— begin Stored records —

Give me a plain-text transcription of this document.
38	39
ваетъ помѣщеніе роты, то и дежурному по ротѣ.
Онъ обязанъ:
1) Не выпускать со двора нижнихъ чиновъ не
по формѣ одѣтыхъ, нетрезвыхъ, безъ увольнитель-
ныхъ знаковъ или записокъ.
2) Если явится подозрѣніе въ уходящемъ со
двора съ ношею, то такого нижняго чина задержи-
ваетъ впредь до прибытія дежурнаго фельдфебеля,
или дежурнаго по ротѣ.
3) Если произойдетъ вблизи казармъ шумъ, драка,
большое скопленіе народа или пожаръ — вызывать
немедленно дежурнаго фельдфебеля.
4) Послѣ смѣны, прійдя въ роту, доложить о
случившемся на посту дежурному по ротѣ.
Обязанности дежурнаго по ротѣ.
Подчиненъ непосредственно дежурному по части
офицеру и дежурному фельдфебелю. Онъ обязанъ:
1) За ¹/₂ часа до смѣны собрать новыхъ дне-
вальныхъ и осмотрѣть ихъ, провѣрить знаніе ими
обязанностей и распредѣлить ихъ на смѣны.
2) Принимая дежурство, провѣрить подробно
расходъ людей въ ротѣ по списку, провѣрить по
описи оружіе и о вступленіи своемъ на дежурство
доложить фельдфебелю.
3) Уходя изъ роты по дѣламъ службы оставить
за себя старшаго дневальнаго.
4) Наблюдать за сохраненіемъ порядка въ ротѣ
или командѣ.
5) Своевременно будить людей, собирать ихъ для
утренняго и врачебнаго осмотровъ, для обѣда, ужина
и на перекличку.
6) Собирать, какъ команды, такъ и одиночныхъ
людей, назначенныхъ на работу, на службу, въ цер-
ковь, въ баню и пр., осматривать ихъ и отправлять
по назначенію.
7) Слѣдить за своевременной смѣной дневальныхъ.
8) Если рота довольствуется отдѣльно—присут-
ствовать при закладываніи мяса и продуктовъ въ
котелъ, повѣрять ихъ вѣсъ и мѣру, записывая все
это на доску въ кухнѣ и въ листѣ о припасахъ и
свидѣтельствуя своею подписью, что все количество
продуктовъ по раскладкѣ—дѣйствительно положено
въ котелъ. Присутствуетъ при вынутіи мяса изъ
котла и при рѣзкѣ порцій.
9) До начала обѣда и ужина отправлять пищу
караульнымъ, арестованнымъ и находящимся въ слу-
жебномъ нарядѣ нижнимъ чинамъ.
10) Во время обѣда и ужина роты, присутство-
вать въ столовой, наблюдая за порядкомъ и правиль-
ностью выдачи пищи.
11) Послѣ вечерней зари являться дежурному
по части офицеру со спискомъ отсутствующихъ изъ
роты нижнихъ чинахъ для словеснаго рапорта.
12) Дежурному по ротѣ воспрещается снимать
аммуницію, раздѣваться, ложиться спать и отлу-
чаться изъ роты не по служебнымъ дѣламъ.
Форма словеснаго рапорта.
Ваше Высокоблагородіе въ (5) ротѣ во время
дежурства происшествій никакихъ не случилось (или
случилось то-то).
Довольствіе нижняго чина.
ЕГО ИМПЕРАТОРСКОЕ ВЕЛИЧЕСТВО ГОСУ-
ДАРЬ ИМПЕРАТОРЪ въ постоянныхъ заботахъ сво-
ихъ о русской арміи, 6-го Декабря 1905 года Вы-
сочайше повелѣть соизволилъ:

— end Stored records —

Search the listing for the word "Послѣ" and return each line that holds it.

4) Послѣ смѣны, прійдя въ роту, доложить о
11) Послѣ вечерней зари являться дежурному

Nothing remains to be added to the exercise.